**AIM:**
Filter the listing and keep only the lines with the word "City".

==*==

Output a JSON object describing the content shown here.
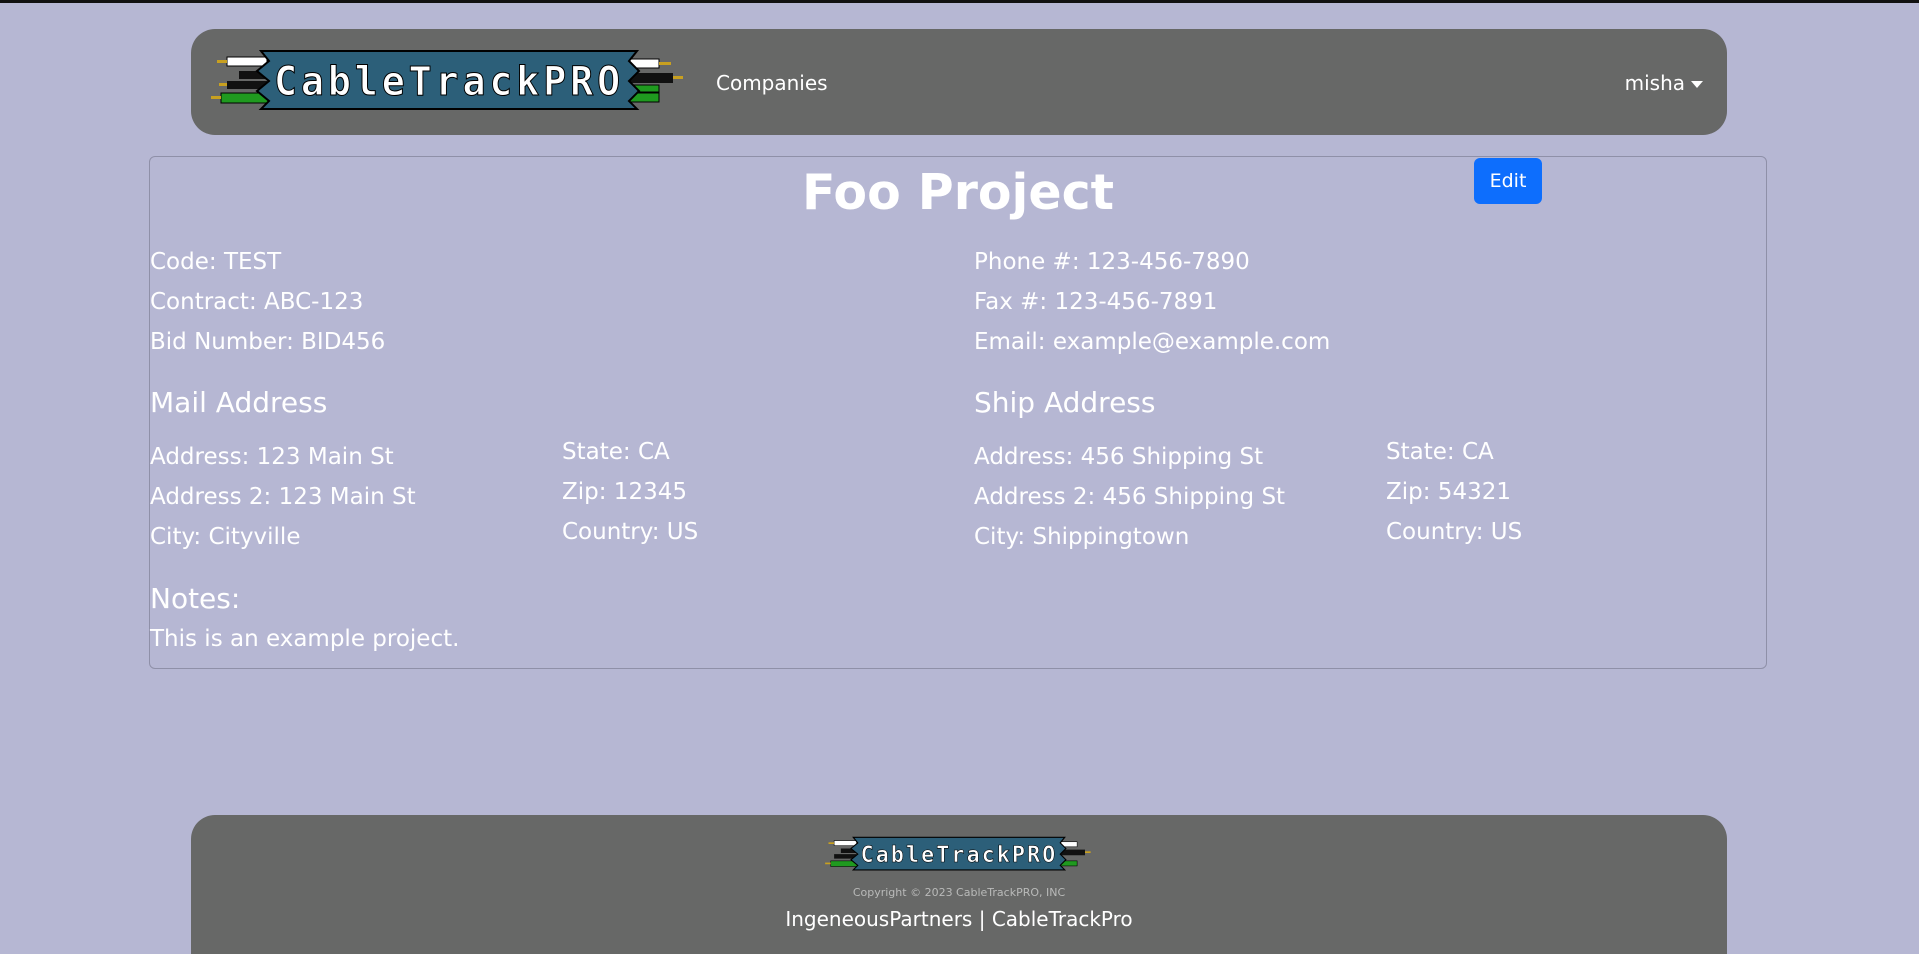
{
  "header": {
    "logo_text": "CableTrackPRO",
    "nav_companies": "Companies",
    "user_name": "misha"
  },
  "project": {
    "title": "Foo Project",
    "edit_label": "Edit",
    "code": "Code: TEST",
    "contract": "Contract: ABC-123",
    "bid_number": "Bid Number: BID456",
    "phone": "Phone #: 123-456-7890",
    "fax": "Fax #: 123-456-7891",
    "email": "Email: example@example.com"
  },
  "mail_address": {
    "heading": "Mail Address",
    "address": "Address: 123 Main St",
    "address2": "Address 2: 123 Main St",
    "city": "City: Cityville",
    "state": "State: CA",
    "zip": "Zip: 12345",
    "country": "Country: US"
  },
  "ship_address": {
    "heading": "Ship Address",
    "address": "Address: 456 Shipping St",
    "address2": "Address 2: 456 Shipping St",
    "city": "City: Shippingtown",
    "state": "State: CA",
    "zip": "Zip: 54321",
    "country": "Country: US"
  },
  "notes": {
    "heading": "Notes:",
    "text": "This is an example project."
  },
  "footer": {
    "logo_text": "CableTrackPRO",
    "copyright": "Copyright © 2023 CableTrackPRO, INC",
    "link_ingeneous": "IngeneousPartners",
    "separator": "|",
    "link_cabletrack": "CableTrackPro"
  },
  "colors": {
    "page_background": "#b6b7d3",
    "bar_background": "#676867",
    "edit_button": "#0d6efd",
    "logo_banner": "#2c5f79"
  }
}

==*==

**FULL ANSWER:**
    "city": "City: Cityville",
    "city": "City: Shippingtown",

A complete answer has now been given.